Dataset rows
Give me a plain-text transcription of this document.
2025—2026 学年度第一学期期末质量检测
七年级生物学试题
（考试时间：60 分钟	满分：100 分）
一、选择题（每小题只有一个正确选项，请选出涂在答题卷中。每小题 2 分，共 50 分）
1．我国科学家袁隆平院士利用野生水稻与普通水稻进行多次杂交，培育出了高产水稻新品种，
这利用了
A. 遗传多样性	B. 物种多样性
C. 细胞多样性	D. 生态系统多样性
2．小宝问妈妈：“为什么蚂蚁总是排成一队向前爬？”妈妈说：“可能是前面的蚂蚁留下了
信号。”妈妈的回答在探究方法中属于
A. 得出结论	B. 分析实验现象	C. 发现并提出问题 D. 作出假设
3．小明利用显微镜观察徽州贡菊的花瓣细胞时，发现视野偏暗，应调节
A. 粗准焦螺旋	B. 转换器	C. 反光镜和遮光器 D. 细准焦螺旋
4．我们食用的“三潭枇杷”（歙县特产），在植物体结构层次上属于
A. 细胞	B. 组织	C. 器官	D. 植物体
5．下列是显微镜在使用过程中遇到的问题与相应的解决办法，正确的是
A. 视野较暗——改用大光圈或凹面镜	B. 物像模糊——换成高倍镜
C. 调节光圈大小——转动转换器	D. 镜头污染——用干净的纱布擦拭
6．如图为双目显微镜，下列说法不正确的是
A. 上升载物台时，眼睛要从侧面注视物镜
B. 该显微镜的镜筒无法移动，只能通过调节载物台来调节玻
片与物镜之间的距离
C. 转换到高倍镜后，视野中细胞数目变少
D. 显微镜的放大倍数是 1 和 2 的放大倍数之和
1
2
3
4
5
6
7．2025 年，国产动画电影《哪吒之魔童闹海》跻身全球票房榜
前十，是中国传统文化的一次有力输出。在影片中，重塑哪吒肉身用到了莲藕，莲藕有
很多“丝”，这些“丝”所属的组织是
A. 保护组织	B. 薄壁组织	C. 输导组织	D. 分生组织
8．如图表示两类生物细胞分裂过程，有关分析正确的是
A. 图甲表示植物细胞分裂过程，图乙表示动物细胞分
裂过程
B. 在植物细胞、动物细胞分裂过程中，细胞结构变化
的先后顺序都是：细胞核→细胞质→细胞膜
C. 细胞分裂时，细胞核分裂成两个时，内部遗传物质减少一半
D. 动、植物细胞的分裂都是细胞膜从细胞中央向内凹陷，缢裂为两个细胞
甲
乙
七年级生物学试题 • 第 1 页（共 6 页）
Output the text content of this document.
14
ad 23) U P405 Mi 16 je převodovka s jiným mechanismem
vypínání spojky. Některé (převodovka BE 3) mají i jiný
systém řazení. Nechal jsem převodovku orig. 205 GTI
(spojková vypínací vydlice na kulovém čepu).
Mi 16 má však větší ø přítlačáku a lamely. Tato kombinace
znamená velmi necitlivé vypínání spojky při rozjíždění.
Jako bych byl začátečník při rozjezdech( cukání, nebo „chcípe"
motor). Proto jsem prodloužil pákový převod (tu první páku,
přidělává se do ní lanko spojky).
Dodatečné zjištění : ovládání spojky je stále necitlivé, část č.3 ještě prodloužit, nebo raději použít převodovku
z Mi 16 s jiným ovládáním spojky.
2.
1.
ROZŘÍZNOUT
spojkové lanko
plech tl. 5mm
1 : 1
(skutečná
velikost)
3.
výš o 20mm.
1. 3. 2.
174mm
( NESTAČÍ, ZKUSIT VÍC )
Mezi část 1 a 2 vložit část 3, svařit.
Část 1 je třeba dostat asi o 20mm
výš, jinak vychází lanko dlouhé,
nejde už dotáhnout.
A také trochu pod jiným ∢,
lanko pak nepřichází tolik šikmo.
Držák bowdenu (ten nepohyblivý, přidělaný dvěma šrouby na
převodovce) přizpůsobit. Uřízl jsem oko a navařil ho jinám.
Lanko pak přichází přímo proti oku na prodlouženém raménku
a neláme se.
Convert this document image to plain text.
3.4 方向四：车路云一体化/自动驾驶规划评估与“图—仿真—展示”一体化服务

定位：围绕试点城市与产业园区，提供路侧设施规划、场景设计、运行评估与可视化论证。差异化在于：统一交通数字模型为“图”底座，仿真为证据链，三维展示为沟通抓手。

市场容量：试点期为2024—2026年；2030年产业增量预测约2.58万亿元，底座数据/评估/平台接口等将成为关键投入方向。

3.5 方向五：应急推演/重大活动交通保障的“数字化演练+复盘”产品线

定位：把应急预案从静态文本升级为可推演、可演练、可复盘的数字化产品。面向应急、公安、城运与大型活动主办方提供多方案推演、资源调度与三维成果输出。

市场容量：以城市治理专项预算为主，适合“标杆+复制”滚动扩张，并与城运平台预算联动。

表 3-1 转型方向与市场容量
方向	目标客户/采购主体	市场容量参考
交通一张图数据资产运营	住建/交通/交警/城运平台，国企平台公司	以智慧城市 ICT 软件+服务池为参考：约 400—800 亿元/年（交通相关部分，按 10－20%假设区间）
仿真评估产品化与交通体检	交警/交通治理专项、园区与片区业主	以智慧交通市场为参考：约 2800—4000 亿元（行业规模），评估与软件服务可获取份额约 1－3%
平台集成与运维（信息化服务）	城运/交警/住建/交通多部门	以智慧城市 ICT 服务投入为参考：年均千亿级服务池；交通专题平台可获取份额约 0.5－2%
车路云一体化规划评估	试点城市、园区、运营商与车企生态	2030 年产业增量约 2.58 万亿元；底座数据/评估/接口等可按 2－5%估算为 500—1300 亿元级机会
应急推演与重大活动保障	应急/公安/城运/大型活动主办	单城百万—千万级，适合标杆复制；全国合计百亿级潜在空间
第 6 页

■ The request:
Write out exactly the lines of the entries above that run from the line containing "Convert this document image to plain text." through the last line, including both.

■ Complete answer:
Convert this document image to plain text.
3.4 方向四：车路云一体化/自动驾驶规划评估与“图—仿真—展示”一体化服务

定位：围绕试点城市与产业园区，提供路侧设施规划、场景设计、运行评估与可视化论证。差异化在于：统一交通数字模型为“图”底座，仿真为证据链，三维展示为沟通抓手。

市场容量：试点期为2024—2026年；2030年产业增量预测约2.58万亿元，底座数据/评估/平台接口等将成为关键投入方向。

3.5 方向五：应急推演/重大活动交通保障的“数字化演练+复盘”产品线

定位：把应急预案从静态文本升级为可推演、可演练、可复盘的数字化产品。面向应急、公安、城运与大型活动主办方提供多方案推演、资源调度与三维成果输出。

市场容量：以城市治理专项预算为主，适合“标杆+复制”滚动扩张，并与城运平台预算联动。

表 3-1 转型方向与市场容量
方向	目标客户/采购主体	市场容量参考
交通一张图数据资产运营	住建/交通/交警/城运平台，国企平台公司	以智慧城市 ICT 软件+服务池为参考：约 400—800 亿元/年（交通相关部分，按 10－20%假设区间）
仿真评估产品化与交通体检	交警/交通治理专项、园区与片区业主	以智慧交通市场为参考：约 2800—4000 亿元（行业规模），评估与软件服务可获取份额约 1－3%
平台集成与运维（信息化服务）	城运/交警/住建/交通多部门	以智慧城市 ICT 服务投入为参考：年均千亿级服务池；交通专题平台可获取份额约 0.5－2%
车路云一体化规划评估	试点城市、园区、运营商与车企生态	2030 年产业增量约 2.58 万亿元；底座数据/评估/接口等可按 2－5%估算为 500—1300 亿元级机会
应急推演与重大活动保障	应急/公安/城运/大型活动主办	单城百万—千万级，适合标杆复制；全国合计百亿级潜在空间
第 6 页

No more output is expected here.